Stated task
Copy out the whole listing exactly as written, leaving the pictures behind.
** START Provided records **
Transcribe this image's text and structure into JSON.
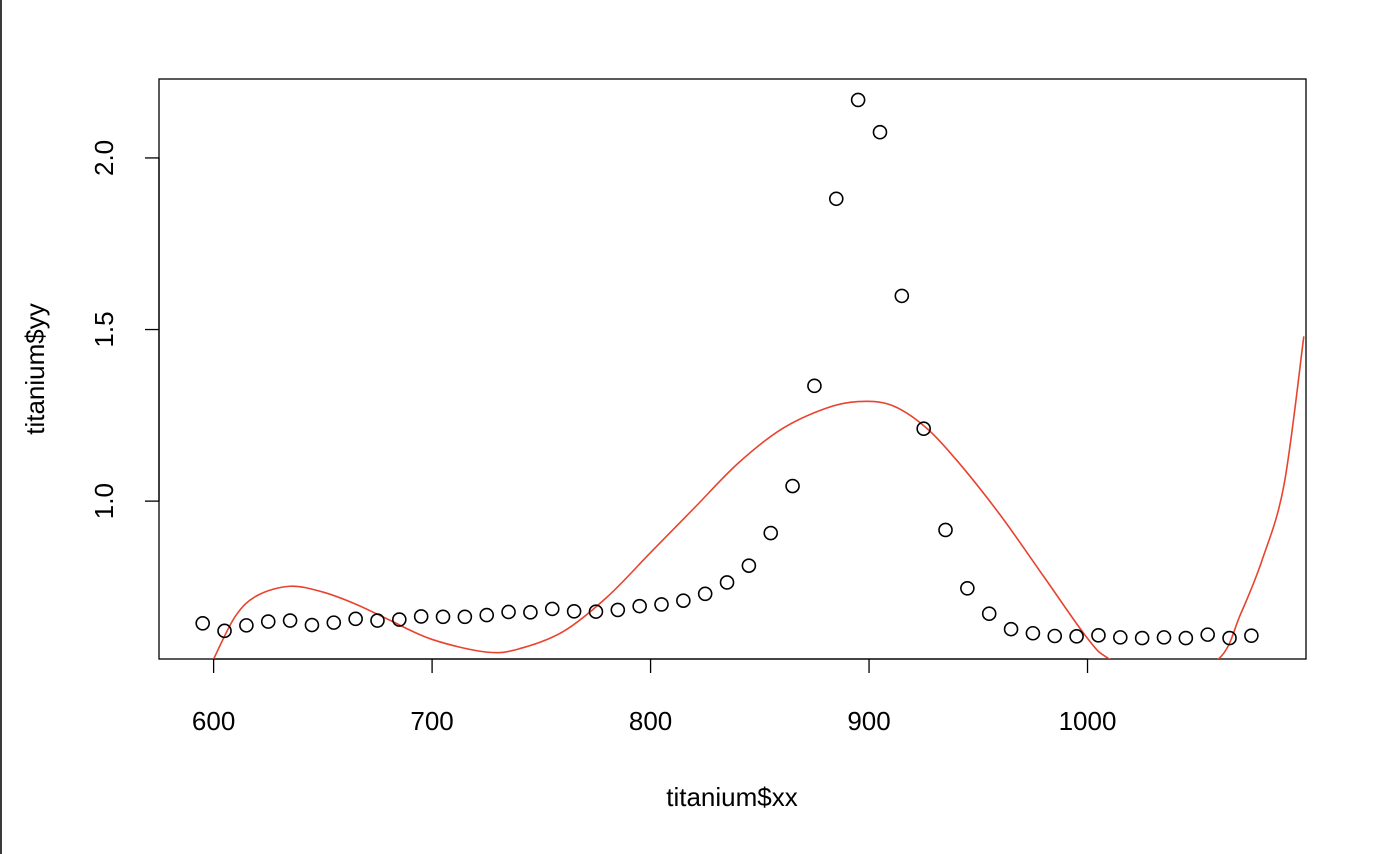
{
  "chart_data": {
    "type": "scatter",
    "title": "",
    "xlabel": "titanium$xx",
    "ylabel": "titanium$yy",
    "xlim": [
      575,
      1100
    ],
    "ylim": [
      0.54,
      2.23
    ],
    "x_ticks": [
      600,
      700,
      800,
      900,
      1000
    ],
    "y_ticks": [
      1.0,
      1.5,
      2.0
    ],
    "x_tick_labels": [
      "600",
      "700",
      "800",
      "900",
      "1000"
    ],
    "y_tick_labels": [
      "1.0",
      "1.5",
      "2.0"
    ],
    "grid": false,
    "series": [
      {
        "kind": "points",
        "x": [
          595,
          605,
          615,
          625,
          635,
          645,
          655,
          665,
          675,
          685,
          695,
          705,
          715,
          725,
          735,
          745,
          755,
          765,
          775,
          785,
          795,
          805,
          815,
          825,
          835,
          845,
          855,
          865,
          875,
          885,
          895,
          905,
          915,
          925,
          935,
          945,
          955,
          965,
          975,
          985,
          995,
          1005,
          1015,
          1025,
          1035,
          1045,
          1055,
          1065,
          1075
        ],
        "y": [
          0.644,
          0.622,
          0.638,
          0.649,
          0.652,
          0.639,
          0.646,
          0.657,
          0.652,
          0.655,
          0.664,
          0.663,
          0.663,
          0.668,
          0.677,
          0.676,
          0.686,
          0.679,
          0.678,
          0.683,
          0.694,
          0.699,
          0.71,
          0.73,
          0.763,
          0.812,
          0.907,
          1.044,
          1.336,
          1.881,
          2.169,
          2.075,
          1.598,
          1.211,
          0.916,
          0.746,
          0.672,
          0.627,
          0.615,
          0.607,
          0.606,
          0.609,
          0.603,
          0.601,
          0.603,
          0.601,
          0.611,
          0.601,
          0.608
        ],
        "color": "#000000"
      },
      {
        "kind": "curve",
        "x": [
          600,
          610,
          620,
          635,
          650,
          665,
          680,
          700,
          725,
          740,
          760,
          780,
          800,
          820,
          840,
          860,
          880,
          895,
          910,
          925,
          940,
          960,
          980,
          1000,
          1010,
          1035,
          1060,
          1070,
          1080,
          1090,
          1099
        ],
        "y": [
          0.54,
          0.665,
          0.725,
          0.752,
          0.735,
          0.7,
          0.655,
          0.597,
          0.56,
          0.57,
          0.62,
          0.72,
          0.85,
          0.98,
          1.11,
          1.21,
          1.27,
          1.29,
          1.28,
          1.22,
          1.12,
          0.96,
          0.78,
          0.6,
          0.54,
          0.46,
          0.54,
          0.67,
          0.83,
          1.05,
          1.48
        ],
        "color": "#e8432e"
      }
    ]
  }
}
** END Provided records **
Output for this exercise
Transcribe this image's text and structure into JSON.
{
  "chart_data": {
    "type": "scatter",
    "title": "",
    "xlabel": "titanium$xx",
    "ylabel": "titanium$yy",
    "xlim": [
      575,
      1100
    ],
    "ylim": [
      0.54,
      2.23
    ],
    "x_ticks": [
      600,
      700,
      800,
      900,
      1000
    ],
    "y_ticks": [
      1.0,
      1.5,
      2.0
    ],
    "x_tick_labels": [
      "600",
      "700",
      "800",
      "900",
      "1000"
    ],
    "y_tick_labels": [
      "1.0",
      "1.5",
      "2.0"
    ],
    "grid": false,
    "series": [
      {
        "kind": "points",
        "x": [
          595,
          605,
          615,
          625,
          635,
          645,
          655,
          665,
          675,
          685,
          695,
          705,
          715,
          725,
          735,
          745,
          755,
          765,
          775,
          785,
          795,
          805,
          815,
          825,
          835,
          845,
          855,
          865,
          875,
          885,
          895,
          905,
          915,
          925,
          935,
          945,
          955,
          965,
          975,
          985,
          995,
          1005,
          1015,
          1025,
          1035,
          1045,
          1055,
          1065,
          1075
        ],
        "y": [
          0.644,
          0.622,
          0.638,
          0.649,
          0.652,
          0.639,
          0.646,
          0.657,
          0.652,
          0.655,
          0.664,
          0.663,
          0.663,
          0.668,
          0.677,
          0.676,
          0.686,
          0.679,
          0.678,
          0.683,
          0.694,
          0.699,
          0.71,
          0.73,
          0.763,
          0.812,
          0.907,
          1.044,
          1.336,
          1.881,
          2.169,
          2.075,
          1.598,
          1.211,
          0.916,
          0.746,
          0.672,
          0.627,
          0.615,
          0.607,
          0.606,
          0.609,
          0.603,
          0.601,
          0.603,
          0.601,
          0.611,
          0.601,
          0.608
        ],
        "color": "#000000"
      },
      {
        "kind": "curve",
        "x": [
          600,
          610,
          620,
          635,
          650,
          665,
          680,
          700,
          725,
          740,
          760,
          780,
          800,
          820,
          840,
          860,
          880,
          895,
          910,
          925,
          940,
          960,
          980,
          1000,
          1010,
          1035,
          1060,
          1070,
          1080,
          1090,
          1099
        ],
        "y": [
          0.54,
          0.665,
          0.725,
          0.752,
          0.735,
          0.7,
          0.655,
          0.597,
          0.56,
          0.57,
          0.62,
          0.72,
          0.85,
          0.98,
          1.11,
          1.21,
          1.27,
          1.29,
          1.28,
          1.22,
          1.12,
          0.96,
          0.78,
          0.6,
          0.54,
          0.46,
          0.54,
          0.67,
          0.83,
          1.05,
          1.48
        ],
        "color": "#e8432e"
      }
    ]
  }
}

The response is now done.